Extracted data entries

>> start

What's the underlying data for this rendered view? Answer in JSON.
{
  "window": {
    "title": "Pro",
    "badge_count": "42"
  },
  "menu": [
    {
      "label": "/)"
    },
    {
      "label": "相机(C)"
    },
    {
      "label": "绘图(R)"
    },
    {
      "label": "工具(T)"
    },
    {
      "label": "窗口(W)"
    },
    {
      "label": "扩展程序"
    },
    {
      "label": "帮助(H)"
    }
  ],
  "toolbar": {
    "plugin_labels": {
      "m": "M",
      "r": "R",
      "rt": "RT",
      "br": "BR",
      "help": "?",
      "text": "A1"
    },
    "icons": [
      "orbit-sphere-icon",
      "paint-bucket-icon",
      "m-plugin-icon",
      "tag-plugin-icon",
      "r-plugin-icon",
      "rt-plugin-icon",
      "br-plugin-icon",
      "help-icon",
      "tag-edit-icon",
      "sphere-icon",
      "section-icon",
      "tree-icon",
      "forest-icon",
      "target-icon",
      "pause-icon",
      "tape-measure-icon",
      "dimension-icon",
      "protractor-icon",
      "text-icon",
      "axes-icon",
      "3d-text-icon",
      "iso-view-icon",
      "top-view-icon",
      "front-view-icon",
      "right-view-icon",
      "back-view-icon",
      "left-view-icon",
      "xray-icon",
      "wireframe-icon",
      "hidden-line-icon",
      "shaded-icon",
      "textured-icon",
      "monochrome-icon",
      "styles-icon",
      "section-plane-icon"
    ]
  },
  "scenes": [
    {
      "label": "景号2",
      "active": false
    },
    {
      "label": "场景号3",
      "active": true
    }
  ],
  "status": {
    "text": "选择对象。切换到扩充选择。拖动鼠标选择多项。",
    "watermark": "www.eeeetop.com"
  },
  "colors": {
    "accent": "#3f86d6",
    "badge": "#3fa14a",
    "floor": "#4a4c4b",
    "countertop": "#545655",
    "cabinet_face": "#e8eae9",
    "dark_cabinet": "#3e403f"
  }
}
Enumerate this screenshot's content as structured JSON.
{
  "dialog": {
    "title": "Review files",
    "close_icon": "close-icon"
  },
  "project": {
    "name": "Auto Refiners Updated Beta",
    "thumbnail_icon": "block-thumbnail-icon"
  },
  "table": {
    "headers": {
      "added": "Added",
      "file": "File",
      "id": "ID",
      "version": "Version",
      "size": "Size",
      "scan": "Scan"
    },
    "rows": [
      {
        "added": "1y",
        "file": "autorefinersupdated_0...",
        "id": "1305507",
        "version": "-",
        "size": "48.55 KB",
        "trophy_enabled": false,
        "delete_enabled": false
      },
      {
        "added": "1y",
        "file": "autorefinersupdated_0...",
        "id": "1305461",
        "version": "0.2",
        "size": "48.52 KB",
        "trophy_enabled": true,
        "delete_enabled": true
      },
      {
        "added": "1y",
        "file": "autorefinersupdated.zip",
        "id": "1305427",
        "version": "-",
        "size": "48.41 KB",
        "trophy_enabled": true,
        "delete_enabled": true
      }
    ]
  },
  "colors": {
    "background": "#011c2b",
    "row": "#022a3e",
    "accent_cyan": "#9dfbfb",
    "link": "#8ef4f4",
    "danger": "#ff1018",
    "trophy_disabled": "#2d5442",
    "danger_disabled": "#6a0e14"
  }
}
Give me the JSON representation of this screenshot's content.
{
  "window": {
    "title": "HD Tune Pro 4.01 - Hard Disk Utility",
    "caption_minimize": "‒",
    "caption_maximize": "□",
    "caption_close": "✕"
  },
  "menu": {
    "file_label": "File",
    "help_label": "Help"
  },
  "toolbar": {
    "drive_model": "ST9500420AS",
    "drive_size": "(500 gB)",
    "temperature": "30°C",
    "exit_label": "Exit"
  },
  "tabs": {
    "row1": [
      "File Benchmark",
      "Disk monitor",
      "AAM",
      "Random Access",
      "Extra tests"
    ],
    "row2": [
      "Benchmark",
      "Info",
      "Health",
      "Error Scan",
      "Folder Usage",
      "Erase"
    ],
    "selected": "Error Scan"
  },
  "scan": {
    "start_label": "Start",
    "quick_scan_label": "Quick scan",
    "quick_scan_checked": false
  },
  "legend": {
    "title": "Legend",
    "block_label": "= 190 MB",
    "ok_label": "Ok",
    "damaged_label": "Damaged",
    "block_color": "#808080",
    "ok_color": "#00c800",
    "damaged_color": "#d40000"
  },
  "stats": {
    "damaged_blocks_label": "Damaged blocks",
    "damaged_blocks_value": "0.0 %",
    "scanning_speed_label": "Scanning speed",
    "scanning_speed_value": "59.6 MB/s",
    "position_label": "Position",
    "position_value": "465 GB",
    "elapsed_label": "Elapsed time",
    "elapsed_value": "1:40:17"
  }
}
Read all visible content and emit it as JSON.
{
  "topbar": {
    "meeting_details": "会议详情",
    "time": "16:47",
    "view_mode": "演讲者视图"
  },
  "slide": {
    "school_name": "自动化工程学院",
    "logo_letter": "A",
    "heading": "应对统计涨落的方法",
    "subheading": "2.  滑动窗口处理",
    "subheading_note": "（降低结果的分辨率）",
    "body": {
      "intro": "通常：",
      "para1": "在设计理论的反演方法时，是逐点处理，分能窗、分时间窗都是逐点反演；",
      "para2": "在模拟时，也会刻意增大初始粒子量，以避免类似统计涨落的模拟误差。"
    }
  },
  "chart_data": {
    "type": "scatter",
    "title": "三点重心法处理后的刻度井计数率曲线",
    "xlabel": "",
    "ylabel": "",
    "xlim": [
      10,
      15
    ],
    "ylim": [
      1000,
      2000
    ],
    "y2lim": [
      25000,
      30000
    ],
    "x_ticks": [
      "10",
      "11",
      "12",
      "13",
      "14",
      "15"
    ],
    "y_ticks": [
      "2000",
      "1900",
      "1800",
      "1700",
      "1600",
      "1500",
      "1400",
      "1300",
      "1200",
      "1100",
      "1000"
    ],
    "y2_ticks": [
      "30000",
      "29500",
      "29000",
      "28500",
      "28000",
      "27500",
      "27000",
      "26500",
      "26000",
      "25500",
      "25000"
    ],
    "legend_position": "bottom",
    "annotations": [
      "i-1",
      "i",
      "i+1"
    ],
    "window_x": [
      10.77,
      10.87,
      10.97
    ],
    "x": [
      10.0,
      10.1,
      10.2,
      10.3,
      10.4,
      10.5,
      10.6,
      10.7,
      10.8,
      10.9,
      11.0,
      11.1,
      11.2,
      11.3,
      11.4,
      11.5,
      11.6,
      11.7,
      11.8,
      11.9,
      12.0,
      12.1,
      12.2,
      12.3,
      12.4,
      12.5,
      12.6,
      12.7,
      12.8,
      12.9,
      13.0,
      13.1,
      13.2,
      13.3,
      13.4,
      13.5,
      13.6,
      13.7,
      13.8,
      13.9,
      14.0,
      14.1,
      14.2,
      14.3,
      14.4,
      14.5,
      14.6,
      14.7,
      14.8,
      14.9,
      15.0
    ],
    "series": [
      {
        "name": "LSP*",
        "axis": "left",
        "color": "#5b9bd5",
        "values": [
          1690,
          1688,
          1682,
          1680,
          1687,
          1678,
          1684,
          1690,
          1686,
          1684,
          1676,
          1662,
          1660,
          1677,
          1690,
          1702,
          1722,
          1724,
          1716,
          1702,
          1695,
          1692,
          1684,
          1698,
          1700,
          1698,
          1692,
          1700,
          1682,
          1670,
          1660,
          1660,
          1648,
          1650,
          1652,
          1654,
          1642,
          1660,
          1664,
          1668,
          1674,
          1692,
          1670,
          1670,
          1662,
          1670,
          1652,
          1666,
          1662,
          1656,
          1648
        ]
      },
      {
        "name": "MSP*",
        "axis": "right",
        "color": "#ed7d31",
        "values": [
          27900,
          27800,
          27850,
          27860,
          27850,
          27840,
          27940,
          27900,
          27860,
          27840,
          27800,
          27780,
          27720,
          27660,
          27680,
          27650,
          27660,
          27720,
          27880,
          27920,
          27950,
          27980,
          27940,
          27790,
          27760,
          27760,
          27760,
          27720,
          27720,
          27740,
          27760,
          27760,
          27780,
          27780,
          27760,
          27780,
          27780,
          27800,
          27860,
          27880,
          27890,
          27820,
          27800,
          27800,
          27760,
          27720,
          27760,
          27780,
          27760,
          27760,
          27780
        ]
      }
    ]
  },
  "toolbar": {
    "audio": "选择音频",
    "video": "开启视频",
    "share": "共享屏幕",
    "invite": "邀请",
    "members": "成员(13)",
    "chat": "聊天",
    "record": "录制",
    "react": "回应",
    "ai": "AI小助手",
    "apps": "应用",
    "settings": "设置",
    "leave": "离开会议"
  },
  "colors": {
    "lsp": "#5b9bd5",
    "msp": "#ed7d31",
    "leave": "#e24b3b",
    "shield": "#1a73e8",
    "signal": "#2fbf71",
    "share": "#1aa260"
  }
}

>> end

**Task description**
Search the data for the string "false" and copy each line where it appears.

**Response to the task**
      "active": false
        "trophy_enabled": false,
        "delete_enabled": false
    "quick_scan_checked": false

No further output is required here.